[Dataset entries]
····················
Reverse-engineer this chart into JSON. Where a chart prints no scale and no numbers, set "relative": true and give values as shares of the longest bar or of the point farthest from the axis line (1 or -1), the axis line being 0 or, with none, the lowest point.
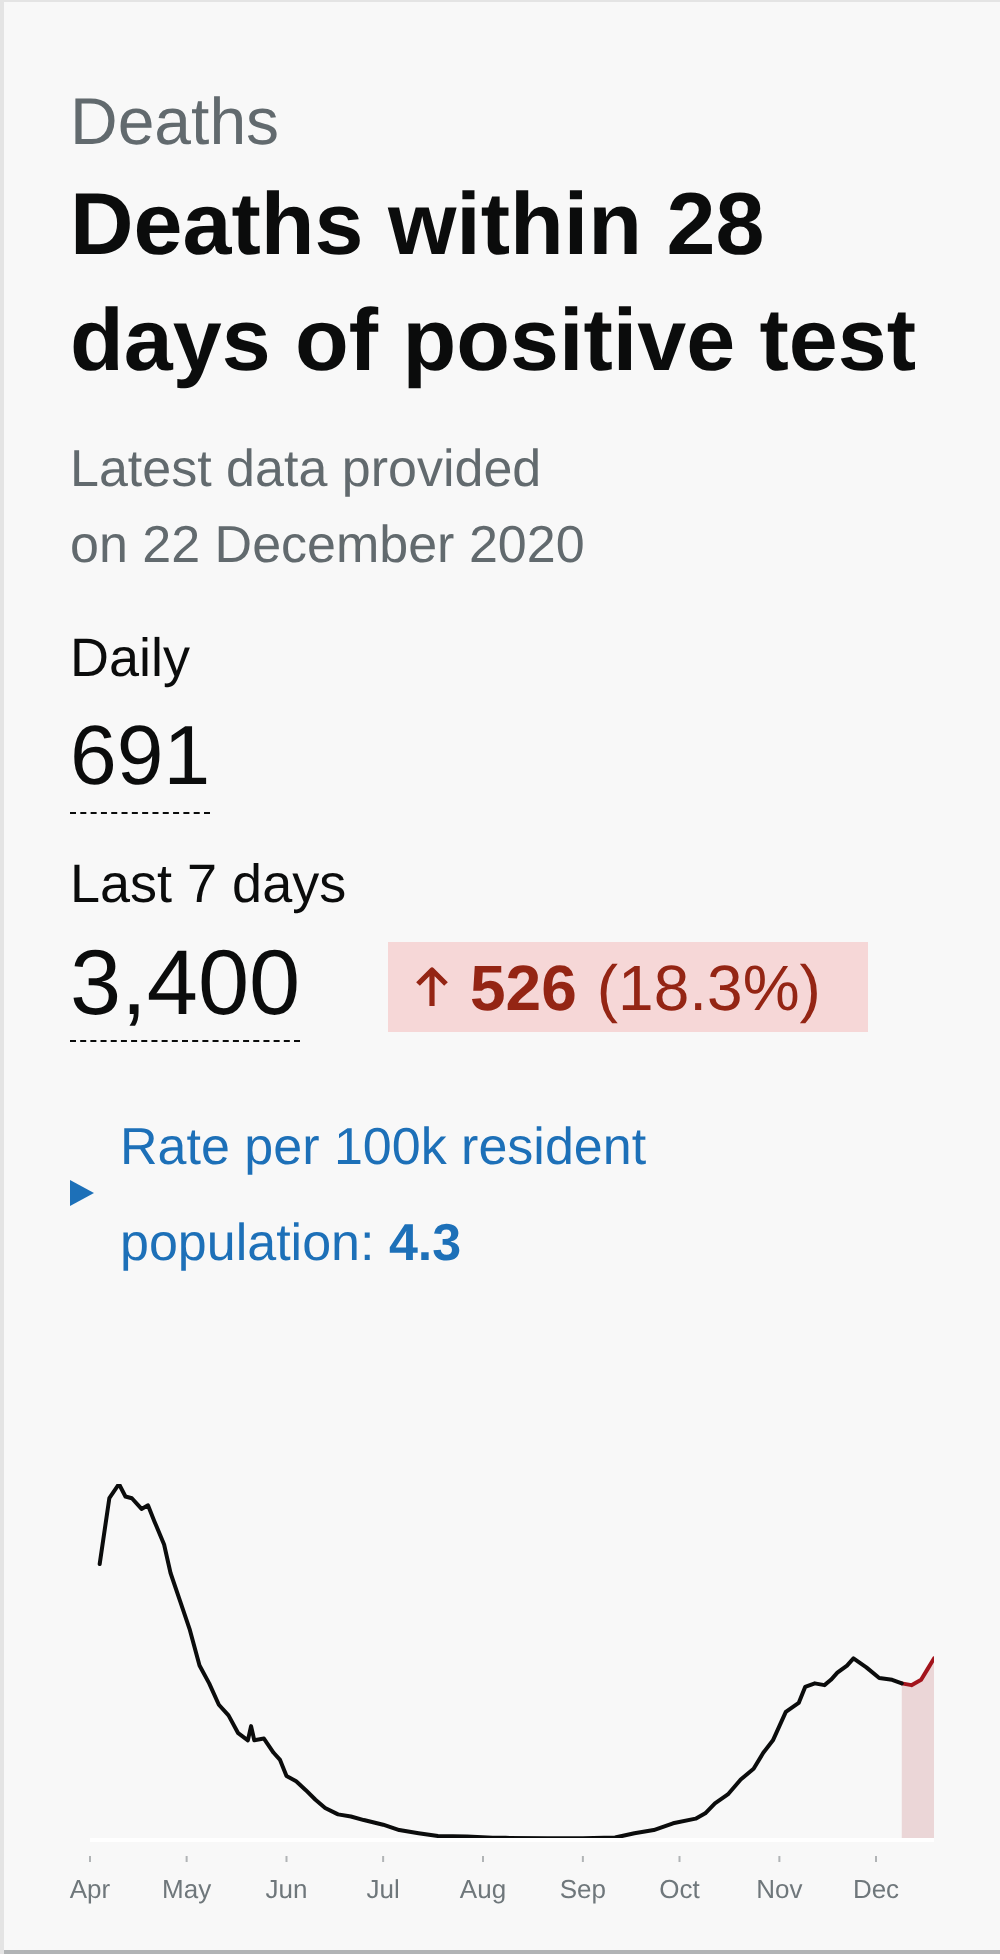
{
  "chart_data": {
    "type": "line",
    "title": "Deaths within 28 days of positive test",
    "subtitle": "Latest data provided on 22 December 2020",
    "annotations": [
      "Deaths",
      "Daily",
      "691",
      "Last 7 days",
      "3,400",
      "526",
      "(18.3%)",
      "Rate per 100k resident population:",
      "4.3"
    ],
    "relative": true,
    "marker": "none",
    "xlim": [
      "2020-04-01",
      "2020-12-19"
    ],
    "xticks": [
      {
        "value": "2020-04-01",
        "label": "Apr"
      },
      {
        "value": "2020-05-01",
        "label": "May"
      },
      {
        "value": "2020-06-01",
        "label": "Jun"
      },
      {
        "value": "2020-07-01",
        "label": "Jul"
      },
      {
        "value": "2020-08-01",
        "label": "Aug"
      },
      {
        "value": "2020-09-01",
        "label": "Sep"
      },
      {
        "value": "2020-10-01",
        "label": "Oct"
      },
      {
        "value": "2020-11-01",
        "label": "Nov"
      },
      {
        "value": "2020-12-01",
        "label": "Dec"
      }
    ],
    "series": [
      {
        "color": "#0b0c0c",
        "x": [
          "2020-04-04",
          "2020-04-07",
          "2020-04-10",
          "2020-04-12",
          "2020-04-14",
          "2020-04-17",
          "2020-04-19",
          "2020-04-21",
          "2020-04-24",
          "2020-04-26",
          "2020-04-29",
          "2020-05-02",
          "2020-05-05",
          "2020-05-08",
          "2020-05-11",
          "2020-05-14",
          "2020-05-17",
          "2020-05-20",
          "2020-05-21",
          "2020-05-22",
          "2020-05-25",
          "2020-05-28",
          "2020-05-30",
          "2020-06-01",
          "2020-06-04",
          "2020-06-07",
          "2020-06-10",
          "2020-06-13",
          "2020-06-17",
          "2020-06-21",
          "2020-06-25",
          "2020-07-01",
          "2020-07-06",
          "2020-07-12",
          "2020-07-18",
          "2020-07-27",
          "2020-08-04",
          "2020-08-08",
          "2020-08-21",
          "2020-09-01",
          "2020-09-11",
          "2020-09-17",
          "2020-09-23",
          "2020-09-29",
          "2020-10-06",
          "2020-10-09",
          "2020-10-12",
          "2020-10-16",
          "2020-10-20",
          "2020-10-24",
          "2020-10-27",
          "2020-10-30",
          "2020-11-01",
          "2020-11-03",
          "2020-11-07",
          "2020-11-09",
          "2020-11-12",
          "2020-11-15",
          "2020-11-17",
          "2020-11-19",
          "2020-11-22",
          "2020-11-24",
          "2020-11-28",
          "2020-12-02",
          "2020-12-06",
          "2020-12-09"
        ],
        "values": [
          0.775,
          0.96,
          1,
          0.965,
          0.96,
          0.93,
          0.94,
          0.895,
          0.83,
          0.75,
          0.67,
          0.59,
          0.49,
          0.44,
          0.38,
          0.35,
          0.3,
          0.28,
          0.32,
          0.28,
          0.285,
          0.245,
          0.225,
          0.18,
          0.165,
          0.14,
          0.113,
          0.09,
          0.072,
          0.066,
          0.056,
          0.043,
          0.028,
          0.019,
          0.011,
          0.01,
          0.006,
          0.006,
          0.005,
          0.005,
          0.007,
          0.019,
          0.028,
          0.047,
          0.06,
          0.075,
          0.103,
          0.128,
          0.17,
          0.2,
          0.245,
          0.28,
          0.32,
          0.36,
          0.385,
          0.43,
          0.44,
          0.435,
          0.45,
          0.47,
          0.49,
          0.51,
          0.485,
          0.455,
          0.45,
          0.44
        ]
      },
      {
        "type": "area",
        "color": "#a3141c",
        "x": [
          "2020-12-09",
          "2020-12-12",
          "2020-12-15",
          "2020-12-17",
          "2020-12-19"
        ],
        "values": [
          0.44,
          0.435,
          0.45,
          0.48,
          0.51
        ]
      }
    ]
  }
}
····················
**Instructions to follow:**
Copy all lines from the data that hold the word "true".

**Full answer:**
Reverse-engineer this chart into JSON. Where a chart prints no scale and no numbers, set "relative": true and give values as shares of the longest bar or of the point farthest from the axis line (1 or -1), the axis line being 0 or, with none, the lowest point.
    "relative": true,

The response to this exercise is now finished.